> **EXTRACTED MATERIAL**
»»
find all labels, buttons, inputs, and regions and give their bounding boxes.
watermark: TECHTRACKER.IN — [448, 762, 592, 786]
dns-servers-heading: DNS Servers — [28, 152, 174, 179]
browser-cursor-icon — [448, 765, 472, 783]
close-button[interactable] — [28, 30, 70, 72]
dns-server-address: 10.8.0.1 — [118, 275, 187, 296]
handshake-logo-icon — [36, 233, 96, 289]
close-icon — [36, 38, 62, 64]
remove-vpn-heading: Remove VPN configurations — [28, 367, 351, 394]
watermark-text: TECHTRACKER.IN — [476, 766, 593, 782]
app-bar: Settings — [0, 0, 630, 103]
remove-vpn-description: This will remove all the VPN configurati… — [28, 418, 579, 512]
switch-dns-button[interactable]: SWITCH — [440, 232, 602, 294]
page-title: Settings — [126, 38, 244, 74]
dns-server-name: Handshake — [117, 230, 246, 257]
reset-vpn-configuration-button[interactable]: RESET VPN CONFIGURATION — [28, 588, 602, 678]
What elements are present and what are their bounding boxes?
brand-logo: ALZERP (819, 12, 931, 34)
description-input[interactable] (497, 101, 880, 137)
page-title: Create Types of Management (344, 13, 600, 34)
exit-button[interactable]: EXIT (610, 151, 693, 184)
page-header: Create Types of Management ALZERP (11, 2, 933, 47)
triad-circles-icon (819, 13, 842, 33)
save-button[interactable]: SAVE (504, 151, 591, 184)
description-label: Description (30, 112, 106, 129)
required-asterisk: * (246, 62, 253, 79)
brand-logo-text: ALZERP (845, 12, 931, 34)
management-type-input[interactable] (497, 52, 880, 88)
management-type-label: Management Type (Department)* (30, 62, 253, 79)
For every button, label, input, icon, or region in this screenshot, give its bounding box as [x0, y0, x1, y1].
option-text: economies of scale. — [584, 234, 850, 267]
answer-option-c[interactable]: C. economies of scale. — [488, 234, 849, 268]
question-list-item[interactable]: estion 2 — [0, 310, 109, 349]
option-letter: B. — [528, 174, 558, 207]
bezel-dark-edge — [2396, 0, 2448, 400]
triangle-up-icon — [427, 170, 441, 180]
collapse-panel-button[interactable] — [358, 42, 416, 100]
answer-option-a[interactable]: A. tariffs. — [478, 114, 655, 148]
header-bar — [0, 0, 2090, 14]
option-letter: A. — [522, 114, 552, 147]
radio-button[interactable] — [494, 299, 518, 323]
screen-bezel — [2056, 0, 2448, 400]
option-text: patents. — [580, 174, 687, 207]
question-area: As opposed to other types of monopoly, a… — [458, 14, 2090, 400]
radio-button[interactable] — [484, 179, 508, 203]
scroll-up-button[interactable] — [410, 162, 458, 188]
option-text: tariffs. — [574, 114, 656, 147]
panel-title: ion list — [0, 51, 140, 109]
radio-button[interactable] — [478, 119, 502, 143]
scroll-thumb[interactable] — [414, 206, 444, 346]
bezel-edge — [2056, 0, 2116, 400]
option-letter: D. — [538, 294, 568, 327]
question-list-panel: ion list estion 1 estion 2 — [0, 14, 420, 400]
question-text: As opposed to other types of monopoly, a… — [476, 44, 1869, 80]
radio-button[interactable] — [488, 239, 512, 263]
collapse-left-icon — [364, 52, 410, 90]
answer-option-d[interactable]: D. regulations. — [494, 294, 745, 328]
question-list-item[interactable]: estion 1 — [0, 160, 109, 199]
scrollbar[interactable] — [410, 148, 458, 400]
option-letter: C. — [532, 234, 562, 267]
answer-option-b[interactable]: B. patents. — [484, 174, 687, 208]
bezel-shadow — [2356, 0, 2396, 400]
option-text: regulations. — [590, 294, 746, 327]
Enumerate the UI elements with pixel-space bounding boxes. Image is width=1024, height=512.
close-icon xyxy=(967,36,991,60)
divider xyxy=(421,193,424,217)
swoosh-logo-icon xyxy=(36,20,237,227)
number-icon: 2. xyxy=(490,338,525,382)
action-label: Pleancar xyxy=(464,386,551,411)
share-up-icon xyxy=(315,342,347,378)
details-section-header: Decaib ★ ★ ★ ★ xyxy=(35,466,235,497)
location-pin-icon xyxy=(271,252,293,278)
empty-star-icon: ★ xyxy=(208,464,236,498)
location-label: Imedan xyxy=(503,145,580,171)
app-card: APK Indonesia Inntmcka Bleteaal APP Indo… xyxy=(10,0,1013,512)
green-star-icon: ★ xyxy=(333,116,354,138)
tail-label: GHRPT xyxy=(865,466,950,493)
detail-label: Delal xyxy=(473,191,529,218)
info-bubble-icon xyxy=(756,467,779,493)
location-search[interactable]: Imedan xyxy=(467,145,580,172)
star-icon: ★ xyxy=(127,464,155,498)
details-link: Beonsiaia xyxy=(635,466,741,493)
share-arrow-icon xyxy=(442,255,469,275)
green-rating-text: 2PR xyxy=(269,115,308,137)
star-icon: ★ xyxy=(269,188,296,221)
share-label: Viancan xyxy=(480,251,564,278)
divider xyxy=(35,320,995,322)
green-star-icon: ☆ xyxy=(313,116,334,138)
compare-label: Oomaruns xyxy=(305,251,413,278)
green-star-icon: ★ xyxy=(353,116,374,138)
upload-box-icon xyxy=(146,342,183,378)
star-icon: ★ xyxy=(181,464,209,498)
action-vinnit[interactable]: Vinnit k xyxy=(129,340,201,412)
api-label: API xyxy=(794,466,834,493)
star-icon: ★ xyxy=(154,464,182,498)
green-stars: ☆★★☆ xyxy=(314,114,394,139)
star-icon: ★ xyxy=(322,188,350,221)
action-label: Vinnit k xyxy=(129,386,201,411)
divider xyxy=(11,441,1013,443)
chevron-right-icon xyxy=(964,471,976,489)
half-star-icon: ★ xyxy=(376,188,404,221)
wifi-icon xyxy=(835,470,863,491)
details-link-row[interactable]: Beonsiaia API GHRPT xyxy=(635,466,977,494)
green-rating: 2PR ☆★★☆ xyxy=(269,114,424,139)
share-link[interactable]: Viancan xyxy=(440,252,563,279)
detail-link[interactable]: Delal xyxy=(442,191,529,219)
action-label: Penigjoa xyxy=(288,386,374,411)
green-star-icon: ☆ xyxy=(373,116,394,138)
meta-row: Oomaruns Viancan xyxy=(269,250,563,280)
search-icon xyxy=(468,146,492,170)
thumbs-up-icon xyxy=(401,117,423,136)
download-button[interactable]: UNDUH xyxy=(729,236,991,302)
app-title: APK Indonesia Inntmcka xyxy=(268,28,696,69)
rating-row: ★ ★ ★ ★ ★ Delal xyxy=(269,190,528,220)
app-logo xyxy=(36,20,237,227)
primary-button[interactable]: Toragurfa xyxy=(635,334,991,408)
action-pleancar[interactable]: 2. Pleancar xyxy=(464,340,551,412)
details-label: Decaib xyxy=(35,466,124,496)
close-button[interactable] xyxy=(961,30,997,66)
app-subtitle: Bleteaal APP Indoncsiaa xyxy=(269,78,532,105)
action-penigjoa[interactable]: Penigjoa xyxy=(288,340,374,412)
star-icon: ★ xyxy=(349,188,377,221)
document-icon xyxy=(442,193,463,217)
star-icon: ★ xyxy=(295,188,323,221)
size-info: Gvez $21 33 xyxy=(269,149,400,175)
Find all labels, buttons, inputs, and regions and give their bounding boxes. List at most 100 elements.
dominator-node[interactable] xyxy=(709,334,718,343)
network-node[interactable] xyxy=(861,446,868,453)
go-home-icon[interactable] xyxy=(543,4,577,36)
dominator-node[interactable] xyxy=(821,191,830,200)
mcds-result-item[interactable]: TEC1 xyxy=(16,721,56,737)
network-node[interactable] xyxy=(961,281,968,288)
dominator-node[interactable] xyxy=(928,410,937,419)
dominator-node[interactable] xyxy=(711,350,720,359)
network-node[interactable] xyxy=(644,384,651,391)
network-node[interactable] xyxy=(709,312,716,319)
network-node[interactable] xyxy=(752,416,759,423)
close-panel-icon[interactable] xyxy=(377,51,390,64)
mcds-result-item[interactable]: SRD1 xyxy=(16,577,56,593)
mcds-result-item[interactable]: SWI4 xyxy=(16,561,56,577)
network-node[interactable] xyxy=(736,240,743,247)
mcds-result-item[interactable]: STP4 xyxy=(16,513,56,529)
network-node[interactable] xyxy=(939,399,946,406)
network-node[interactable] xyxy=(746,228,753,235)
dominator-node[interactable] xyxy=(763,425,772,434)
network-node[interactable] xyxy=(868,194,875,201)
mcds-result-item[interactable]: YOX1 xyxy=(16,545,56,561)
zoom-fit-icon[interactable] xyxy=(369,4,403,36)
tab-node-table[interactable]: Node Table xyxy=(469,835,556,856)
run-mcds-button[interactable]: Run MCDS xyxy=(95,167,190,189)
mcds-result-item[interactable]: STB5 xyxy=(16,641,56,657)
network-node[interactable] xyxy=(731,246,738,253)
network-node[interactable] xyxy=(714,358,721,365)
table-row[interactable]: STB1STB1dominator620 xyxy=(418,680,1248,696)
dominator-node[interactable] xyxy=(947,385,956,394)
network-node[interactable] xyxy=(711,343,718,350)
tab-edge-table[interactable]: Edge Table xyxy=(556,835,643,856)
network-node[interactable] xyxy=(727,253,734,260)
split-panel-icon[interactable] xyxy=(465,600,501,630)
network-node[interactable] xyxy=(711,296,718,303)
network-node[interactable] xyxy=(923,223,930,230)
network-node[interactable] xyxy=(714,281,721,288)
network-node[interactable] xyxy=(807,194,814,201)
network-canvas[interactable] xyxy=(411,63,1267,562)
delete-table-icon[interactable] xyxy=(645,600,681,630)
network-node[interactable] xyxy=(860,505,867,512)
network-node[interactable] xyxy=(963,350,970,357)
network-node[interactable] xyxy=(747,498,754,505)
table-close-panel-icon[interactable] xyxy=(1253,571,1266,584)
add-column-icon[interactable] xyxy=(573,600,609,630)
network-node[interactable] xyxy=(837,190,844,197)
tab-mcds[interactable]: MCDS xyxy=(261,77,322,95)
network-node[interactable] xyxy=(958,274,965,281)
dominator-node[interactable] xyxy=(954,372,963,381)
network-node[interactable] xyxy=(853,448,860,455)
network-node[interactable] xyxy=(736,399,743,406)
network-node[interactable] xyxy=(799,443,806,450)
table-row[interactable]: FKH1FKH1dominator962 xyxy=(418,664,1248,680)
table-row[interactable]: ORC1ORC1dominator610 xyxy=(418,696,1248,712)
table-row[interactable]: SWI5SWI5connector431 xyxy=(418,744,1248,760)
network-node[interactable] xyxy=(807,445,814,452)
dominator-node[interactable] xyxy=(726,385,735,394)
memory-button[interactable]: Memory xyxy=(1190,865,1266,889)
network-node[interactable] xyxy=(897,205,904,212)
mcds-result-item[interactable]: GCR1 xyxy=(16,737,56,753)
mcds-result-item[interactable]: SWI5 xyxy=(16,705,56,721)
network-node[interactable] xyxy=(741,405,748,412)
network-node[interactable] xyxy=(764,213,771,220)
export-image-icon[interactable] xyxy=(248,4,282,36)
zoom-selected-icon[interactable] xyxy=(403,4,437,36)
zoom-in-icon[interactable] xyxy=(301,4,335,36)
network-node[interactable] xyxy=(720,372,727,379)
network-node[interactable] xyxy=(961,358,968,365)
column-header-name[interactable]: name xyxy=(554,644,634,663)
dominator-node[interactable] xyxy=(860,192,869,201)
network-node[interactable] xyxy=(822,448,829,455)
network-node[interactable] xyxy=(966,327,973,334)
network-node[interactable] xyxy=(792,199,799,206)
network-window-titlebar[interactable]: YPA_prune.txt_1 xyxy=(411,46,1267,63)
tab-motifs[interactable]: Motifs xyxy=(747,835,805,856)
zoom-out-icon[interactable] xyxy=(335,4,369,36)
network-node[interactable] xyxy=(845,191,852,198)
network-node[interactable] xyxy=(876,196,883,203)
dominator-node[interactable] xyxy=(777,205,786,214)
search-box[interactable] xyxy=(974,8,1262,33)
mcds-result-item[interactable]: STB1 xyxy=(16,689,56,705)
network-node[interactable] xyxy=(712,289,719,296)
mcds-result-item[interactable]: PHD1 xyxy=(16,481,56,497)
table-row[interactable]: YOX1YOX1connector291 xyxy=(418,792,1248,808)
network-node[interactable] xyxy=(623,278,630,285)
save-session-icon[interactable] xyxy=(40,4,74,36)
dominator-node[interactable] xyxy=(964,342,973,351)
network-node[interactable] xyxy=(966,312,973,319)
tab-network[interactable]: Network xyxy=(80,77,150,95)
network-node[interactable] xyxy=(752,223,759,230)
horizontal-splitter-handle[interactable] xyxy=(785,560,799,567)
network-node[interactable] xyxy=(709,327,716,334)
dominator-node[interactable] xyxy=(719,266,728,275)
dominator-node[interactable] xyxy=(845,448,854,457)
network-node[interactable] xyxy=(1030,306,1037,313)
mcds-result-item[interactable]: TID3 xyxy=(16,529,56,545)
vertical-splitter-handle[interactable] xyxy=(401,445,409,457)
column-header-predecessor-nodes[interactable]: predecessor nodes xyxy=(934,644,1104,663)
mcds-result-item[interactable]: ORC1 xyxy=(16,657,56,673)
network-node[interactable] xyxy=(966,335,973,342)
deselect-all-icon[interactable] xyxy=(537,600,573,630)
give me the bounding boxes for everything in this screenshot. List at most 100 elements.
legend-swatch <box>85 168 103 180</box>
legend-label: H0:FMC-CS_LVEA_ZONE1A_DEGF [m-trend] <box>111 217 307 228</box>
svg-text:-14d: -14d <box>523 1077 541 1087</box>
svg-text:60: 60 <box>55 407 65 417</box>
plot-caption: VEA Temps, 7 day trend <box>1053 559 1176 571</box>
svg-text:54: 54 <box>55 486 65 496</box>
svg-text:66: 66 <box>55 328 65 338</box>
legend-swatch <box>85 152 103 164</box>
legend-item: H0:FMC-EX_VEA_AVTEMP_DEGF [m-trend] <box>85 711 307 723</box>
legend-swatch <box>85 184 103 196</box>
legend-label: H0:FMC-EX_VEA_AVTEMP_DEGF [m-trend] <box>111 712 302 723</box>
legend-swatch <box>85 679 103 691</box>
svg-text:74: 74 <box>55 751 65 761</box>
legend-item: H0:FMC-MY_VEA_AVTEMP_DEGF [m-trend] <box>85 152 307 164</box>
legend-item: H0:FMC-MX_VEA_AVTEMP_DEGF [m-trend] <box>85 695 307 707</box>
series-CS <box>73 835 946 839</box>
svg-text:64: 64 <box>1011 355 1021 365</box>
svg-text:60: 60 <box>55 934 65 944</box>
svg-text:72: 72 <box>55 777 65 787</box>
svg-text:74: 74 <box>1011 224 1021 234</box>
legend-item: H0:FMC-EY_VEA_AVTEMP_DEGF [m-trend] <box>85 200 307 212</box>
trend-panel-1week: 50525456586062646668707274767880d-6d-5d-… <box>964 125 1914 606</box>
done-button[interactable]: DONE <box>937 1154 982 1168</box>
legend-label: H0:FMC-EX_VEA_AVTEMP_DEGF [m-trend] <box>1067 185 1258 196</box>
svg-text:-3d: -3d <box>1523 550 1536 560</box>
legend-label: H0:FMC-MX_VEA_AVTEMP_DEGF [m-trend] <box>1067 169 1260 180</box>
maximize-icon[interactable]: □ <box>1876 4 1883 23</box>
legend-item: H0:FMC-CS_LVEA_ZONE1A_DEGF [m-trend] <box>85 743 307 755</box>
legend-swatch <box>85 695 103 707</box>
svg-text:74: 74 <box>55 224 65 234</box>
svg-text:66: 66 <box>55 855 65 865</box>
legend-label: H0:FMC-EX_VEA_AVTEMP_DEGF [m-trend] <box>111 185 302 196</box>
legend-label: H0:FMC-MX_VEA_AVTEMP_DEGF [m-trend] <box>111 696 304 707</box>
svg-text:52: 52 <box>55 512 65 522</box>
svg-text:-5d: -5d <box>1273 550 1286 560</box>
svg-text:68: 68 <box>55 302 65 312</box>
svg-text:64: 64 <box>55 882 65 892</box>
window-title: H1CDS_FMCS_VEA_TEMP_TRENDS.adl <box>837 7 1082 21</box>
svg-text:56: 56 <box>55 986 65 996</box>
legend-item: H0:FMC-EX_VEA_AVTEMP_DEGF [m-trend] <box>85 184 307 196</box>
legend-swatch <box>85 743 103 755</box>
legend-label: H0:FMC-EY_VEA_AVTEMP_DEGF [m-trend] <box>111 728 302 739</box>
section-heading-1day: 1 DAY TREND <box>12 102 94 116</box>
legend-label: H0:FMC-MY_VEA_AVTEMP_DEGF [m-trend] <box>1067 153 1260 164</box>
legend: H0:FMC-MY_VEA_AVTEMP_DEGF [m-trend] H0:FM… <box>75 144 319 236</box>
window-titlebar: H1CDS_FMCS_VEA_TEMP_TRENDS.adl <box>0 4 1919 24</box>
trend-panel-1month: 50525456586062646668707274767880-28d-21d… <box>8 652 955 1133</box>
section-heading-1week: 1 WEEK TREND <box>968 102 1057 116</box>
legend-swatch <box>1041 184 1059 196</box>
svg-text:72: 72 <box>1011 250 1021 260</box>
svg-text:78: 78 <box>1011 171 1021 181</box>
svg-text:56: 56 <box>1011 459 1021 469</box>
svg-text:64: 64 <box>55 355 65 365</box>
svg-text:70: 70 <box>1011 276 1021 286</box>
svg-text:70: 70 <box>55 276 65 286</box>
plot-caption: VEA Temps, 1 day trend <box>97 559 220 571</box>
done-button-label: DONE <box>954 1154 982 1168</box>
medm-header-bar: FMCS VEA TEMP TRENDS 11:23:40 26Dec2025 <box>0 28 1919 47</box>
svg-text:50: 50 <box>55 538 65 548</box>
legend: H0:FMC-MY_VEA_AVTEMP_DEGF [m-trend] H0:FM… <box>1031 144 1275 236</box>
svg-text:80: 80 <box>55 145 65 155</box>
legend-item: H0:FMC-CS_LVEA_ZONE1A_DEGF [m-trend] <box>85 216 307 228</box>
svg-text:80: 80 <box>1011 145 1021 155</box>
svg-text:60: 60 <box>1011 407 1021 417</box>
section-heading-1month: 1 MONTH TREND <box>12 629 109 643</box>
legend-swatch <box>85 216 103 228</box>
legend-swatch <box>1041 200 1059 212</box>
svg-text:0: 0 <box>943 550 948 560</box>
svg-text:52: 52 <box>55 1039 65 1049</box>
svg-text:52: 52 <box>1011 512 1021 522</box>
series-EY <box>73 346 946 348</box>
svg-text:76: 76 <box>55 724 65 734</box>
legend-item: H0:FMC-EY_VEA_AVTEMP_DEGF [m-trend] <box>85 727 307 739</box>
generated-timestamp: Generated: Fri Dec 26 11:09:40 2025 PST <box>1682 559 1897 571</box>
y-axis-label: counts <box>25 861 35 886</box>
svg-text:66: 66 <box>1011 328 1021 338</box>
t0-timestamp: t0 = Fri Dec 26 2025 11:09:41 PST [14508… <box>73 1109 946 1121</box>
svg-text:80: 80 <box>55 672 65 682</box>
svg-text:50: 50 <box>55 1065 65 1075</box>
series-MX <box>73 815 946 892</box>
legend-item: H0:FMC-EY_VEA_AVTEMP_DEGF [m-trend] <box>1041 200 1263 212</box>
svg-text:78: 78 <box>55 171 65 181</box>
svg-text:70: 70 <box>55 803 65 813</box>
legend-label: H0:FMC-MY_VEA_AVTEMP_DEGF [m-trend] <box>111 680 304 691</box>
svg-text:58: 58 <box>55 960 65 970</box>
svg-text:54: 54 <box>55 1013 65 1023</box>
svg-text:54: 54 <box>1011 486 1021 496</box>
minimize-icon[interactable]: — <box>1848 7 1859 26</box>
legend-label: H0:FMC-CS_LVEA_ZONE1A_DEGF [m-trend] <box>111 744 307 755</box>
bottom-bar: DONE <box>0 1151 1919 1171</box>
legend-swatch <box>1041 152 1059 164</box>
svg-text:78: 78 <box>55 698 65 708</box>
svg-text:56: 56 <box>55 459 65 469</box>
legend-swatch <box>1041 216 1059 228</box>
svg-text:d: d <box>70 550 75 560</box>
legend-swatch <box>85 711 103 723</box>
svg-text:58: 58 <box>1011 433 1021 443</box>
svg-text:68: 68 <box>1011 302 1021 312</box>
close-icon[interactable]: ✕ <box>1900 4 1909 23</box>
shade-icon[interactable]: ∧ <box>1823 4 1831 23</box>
««
> **STATED GOAL**
Starting at the beginning of the listing and ending at the line containing "option-letter: B. — [528, 174, 558, 207]", rename every "interactable" to "clickable" and write those lines out with nothing else changed.

> **SOLUTION FOR THIS EXERCISE**
find all labels, buttons, inputs, and regions and give their bounding boxes.
watermark: TECHTRACKER.IN — [448, 762, 592, 786]
dns-servers-heading: DNS Servers — [28, 152, 174, 179]
browser-cursor-icon — [448, 765, 472, 783]
close-button[clickable] — [28, 30, 70, 72]
dns-server-address: 10.8.0.1 — [118, 275, 187, 296]
handshake-logo-icon — [36, 233, 96, 289]
close-icon — [36, 38, 62, 64]
remove-vpn-heading: Remove VPN configurations — [28, 367, 351, 394]
watermark-text: TECHTRACKER.IN — [476, 766, 593, 782]
app-bar: Settings — [0, 0, 630, 103]
remove-vpn-description: This will remove all the VPN configurati… — [28, 418, 579, 512]
switch-dns-button[clickable]: SWITCH — [440, 232, 602, 294]
page-title: Settings — [126, 38, 244, 74]
dns-server-name: Handshake — [117, 230, 246, 257]
reset-vpn-configuration-button[clickable]: RESET VPN CONFIGURATION — [28, 588, 602, 678]
What elements are present and what are their bounding boxes?
brand-logo: ALZERP (819, 12, 931, 34)
description-input[clickable] (497, 101, 880, 137)
page-title: Create Types of Management (344, 13, 600, 34)
exit-button[clickable]: EXIT (610, 151, 693, 184)
page-header: Create Types of Management ALZERP (11, 2, 933, 47)
triad-circles-icon (819, 13, 842, 33)
save-button[clickable]: SAVE (504, 151, 591, 184)
description-label: Description (30, 112, 106, 129)
required-asterisk: * (246, 62, 253, 79)
brand-logo-text: ALZERP (845, 12, 931, 34)
management-type-input[clickable] (497, 52, 880, 88)
management-type-label: Management Type (Department)* (30, 62, 253, 79)
For every button, label, input, icon, or region in this screenshot, give its bounding box as [x0, y0, x1, y1].
option-text: economies of scale. — [584, 234, 850, 267]
answer-option-c[clickable]: C. economies of scale. — [488, 234, 849, 268]
question-list-item[clickable]: estion 2 — [0, 310, 109, 349]
option-letter: B. — [528, 174, 558, 207]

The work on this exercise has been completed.